--- Start ---

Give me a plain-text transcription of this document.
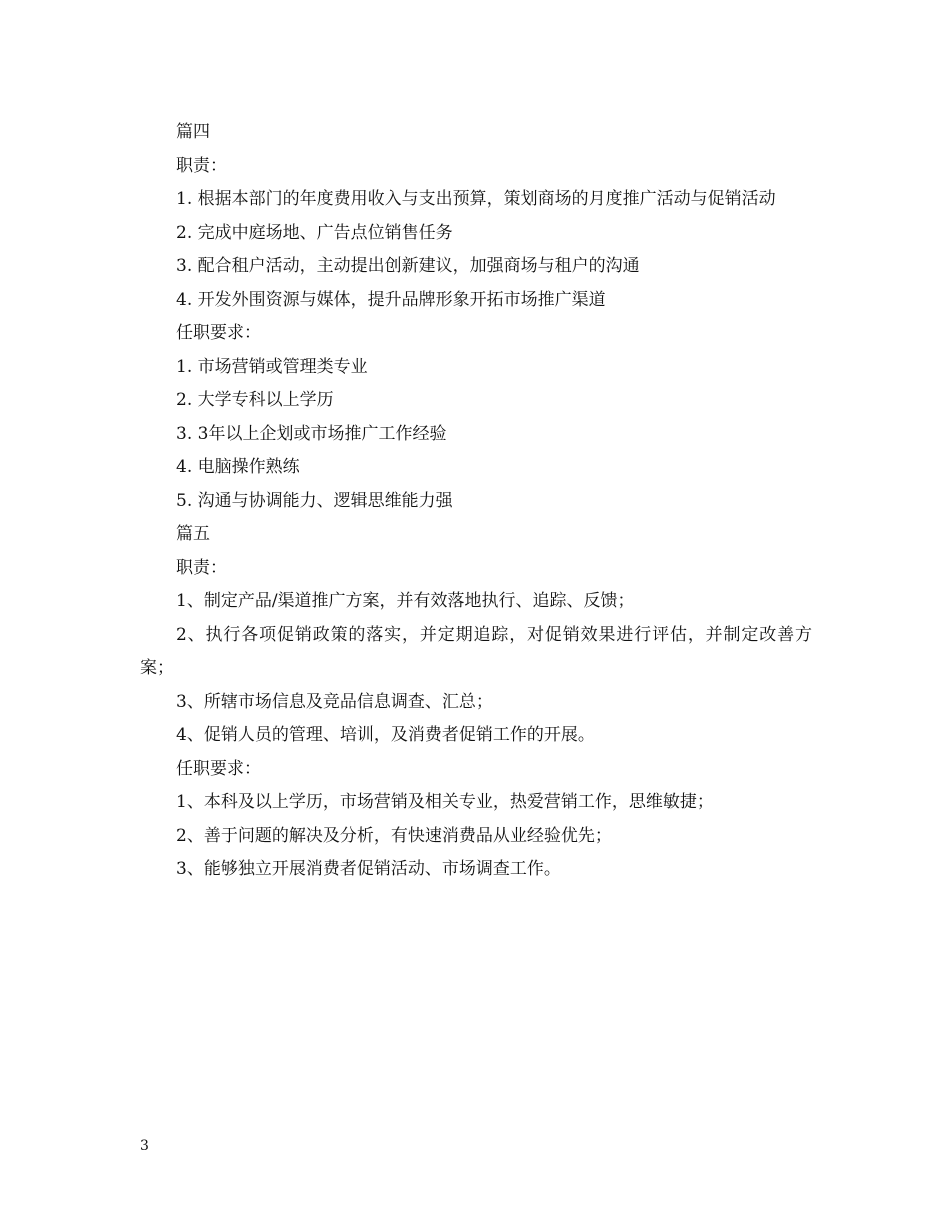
篇四

职责：

1. 根据本部门的年度费用收入与支出预算，策划商场的月度推广活动与促销活动

2. 完成中庭场地、广告点位销售任务

3. 配合租户活动，主动提出创新建议，加强商场与租户的沟通

4. 开发外围资源与媒体，提升品牌形象开拓市场推广渠道

任职要求：

1. 市场营销或管理类专业

2. 大学专科以上学历

3. 3年以上企划或市场推广工作经验

4. 电脑操作熟练

5. 沟通与协调能力、逻辑思维能力强

篇五

职责：

1、制定产品/渠道推广方案，并有效落地执行、追踪、反馈；

2、执行各项促销政策的落实，并定期追踪，对促销效果进行评估，并制定改善方案；

3、所辖市场信息及竞品信息调查、汇总；

4、促销人员的管理、培训，及消费者促销工作的开展。

任职要求：

1、本科及以上学历，市场营销及相关专业，热爱营销工作，思维敏捷；

2、善于问题的解决及分析，有快速消费品从业经验优先；

3、能够独立开展消费者促销活动、市场调查工作。

3
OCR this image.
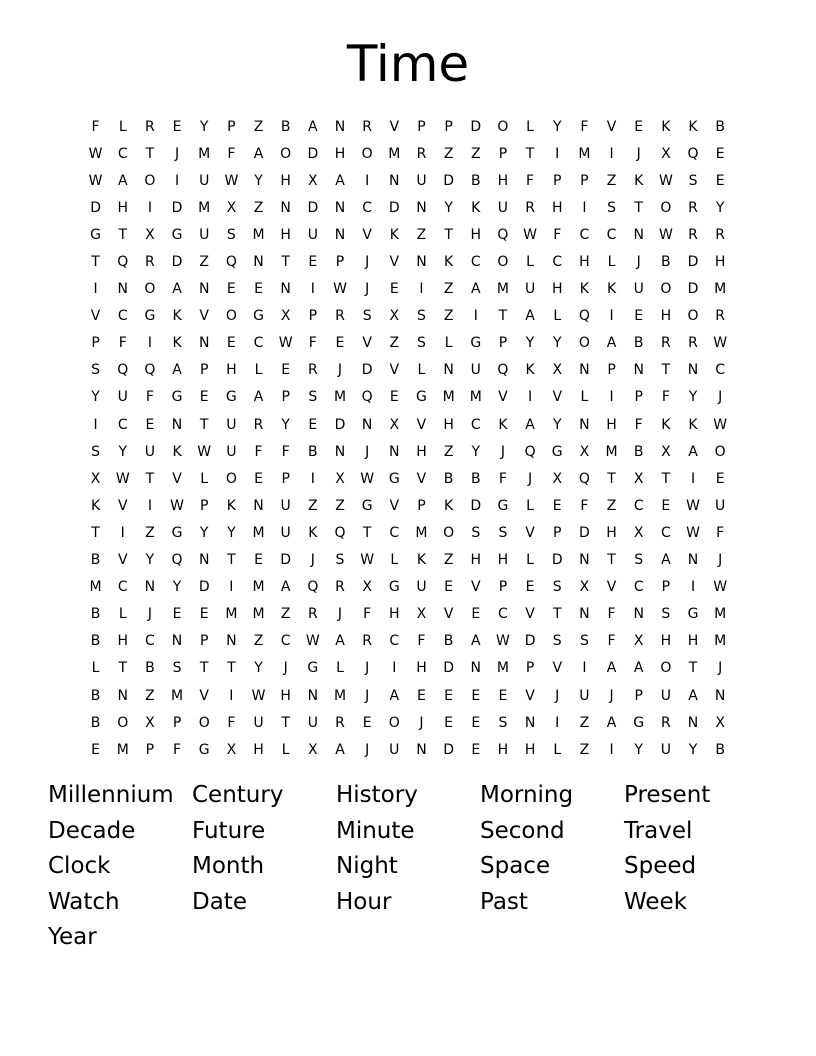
Time
F	L	R	E	Y	P	Z	B	A	N	R	V	P	P	D	O	L	Y	F	V	E	K	K	B
W	C	T	J	M	F	A	O	D	H	O	M	R	Z	Z	P	T	I	M	I	J	X	Q	E
W	A	O	I	U	W	Y	H	X	A	I	N	U	D	B	H	F	P	P	Z	K	W	S	E
D	H	I	D	M	X	Z	N	D	N	C	D	N	Y	K	U	R	H	I	S	T	O	R	Y
G	T	X	G	U	S	M	H	U	N	V	K	Z	T	H	Q	W	F	C	C	N	W	R	R
T	Q	R	D	Z	Q	N	T	E	P	J	V	N	K	C	O	L	C	H	L	J	B	D	H
I	N	O	A	N	E	E	N	I	W	J	E	I	Z	A	M	U	H	K	K	U	O	D	M
V	C	G	K	V	O	G	X	P	R	S	X	S	Z	I	T	A	L	Q	I	E	H	O	R
P	F	I	K	N	E	C	W	F	E	V	Z	S	L	G	P	Y	Y	O	A	B	R	R	W
S	Q	Q	A	P	H	L	E	R	J	D	V	L	N	U	Q	K	X	N	P	N	T	N	C
Y	U	F	G	E	G	A	P	S	M	Q	E	G	M	M	V	I	V	L	I	P	F	Y	J
I	C	E	N	T	U	R	Y	E	D	N	X	V	H	C	K	A	Y	N	H	F	K	K	W
S	Y	U	K	W	U	F	F	B	N	J	N	H	Z	Y	J	Q	G	X	M	B	X	A	O
X	W	T	V	L	O	E	P	I	X	W	G	V	B	B	F	J	X	Q	T	X	T	I	E
K	V	I	W	P	K	N	U	Z	Z	G	V	P	K	D	G	L	E	F	Z	C	E	W	U
T	I	Z	G	Y	Y	M	U	K	Q	T	C	M	O	S	S	V	P	D	H	X	C	W	F
B	V	Y	Q	N	T	E	D	J	S	W	L	K	Z	H	H	L	D	N	T	S	A	N	J
M	C	N	Y	D	I	M	A	Q	R	X	G	U	E	V	P	E	S	X	V	C	P	I	W
B	L	J	E	E	M	M	Z	R	J	F	H	X	V	E	C	V	T	N	F	N	S	G	M
B	H	C	N	P	N	Z	C	W	A	R	C	F	B	A	W	D	S	S	F	X	H	H	M
L	T	B	S	T	T	Y	J	G	L	J	I	H	D	N	M	P	V	I	A	A	O	T	J
B	N	Z	M	V	I	W	H	N	M	J	A	E	E	E	E	V	J	U	J	P	U	A	N
B	O	X	P	O	F	U	T	U	R	E	O	J	E	E	S	N	I	Z	A	G	R	N	X
E	M	P	F	G	X	H	L	X	A	J	U	N	D	E	H	H	L	Z	I	Y	U	Y	B
Millennium Century	History	Morning	Present
Decade	Future	Minute	Second	Travel
Clock	Month	Night	Space	Speed
Watch	Date	Hour	Past	Week
Year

--- End ---

Task objective: Give an exact copy of the material, leaving out every picture.

Result of this task:
Give me a plain-text transcription of this document.
篇四

职责：

1. 根据本部门的年度费用收入与支出预算，策划商场的月度推广活动与促销活动

2. 完成中庭场地、广告点位销售任务

3. 配合租户活动，主动提出创新建议，加强商场与租户的沟通

4. 开发外围资源与媒体，提升品牌形象开拓市场推广渠道

任职要求：

1. 市场营销或管理类专业

2. 大学专科以上学历

3. 3年以上企划或市场推广工作经验

4. 电脑操作熟练

5. 沟通与协调能力、逻辑思维能力强

篇五

职责：

1、制定产品/渠道推广方案，并有效落地执行、追踪、反馈；

2、执行各项促销政策的落实，并定期追踪，对促销效果进行评估，并制定改善方案；

3、所辖市场信息及竞品信息调查、汇总；

4、促销人员的管理、培训，及消费者促销工作的开展。

任职要求：

1、本科及以上学历，市场营销及相关专业，热爱营销工作，思维敏捷；

2、善于问题的解决及分析，有快速消费品从业经验优先；

3、能够独立开展消费者促销活动、市场调查工作。

3
OCR this image.
Time
F	L	R	E	Y	P	Z	B	A	N	R	V	P	P	D	O	L	Y	F	V	E	K	K	B
W	C	T	J	M	F	A	O	D	H	O	M	R	Z	Z	P	T	I	M	I	J	X	Q	E
W	A	O	I	U	W	Y	H	X	A	I	N	U	D	B	H	F	P	P	Z	K	W	S	E
D	H	I	D	M	X	Z	N	D	N	C	D	N	Y	K	U	R	H	I	S	T	O	R	Y
G	T	X	G	U	S	M	H	U	N	V	K	Z	T	H	Q	W	F	C	C	N	W	R	R
T	Q	R	D	Z	Q	N	T	E	P	J	V	N	K	C	O	L	C	H	L	J	B	D	H
I	N	O	A	N	E	E	N	I	W	J	E	I	Z	A	M	U	H	K	K	U	O	D	M
V	C	G	K	V	O	G	X	P	R	S	X	S	Z	I	T	A	L	Q	I	E	H	O	R
P	F	I	K	N	E	C	W	F	E	V	Z	S	L	G	P	Y	Y	O	A	B	R	R	W
S	Q	Q	A	P	H	L	E	R	J	D	V	L	N	U	Q	K	X	N	P	N	T	N	C
Y	U	F	G	E	G	A	P	S	M	Q	E	G	M	M	V	I	V	L	I	P	F	Y	J
I	C	E	N	T	U	R	Y	E	D	N	X	V	H	C	K	A	Y	N	H	F	K	K	W
S	Y	U	K	W	U	F	F	B	N	J	N	H	Z	Y	J	Q	G	X	M	B	X	A	O
X	W	T	V	L	O	E	P	I	X	W	G	V	B	B	F	J	X	Q	T	X	T	I	E
K	V	I	W	P	K	N	U	Z	Z	G	V	P	K	D	G	L	E	F	Z	C	E	W	U
T	I	Z	G	Y	Y	M	U	K	Q	T	C	M	O	S	S	V	P	D	H	X	C	W	F
B	V	Y	Q	N	T	E	D	J	S	W	L	K	Z	H	H	L	D	N	T	S	A	N	J
M	C	N	Y	D	I	M	A	Q	R	X	G	U	E	V	P	E	S	X	V	C	P	I	W
B	L	J	E	E	M	M	Z	R	J	F	H	X	V	E	C	V	T	N	F	N	S	G	M
B	H	C	N	P	N	Z	C	W	A	R	C	F	B	A	W	D	S	S	F	X	H	H	M
L	T	B	S	T	T	Y	J	G	L	J	I	H	D	N	M	P	V	I	A	A	O	T	J
B	N	Z	M	V	I	W	H	N	M	J	A	E	E	E	E	V	J	U	J	P	U	A	N
B	O	X	P	O	F	U	T	U	R	E	O	J	E	E	S	N	I	Z	A	G	R	N	X
E	M	P	F	G	X	H	L	X	A	J	U	N	D	E	H	H	L	Z	I	Y	U	Y	B
Millennium Century	History	Morning	Present
Decade	Future	Minute	Second	Travel
Clock	Month	Night	Space	Speed
Watch	Date	Hour	Past	Week
Year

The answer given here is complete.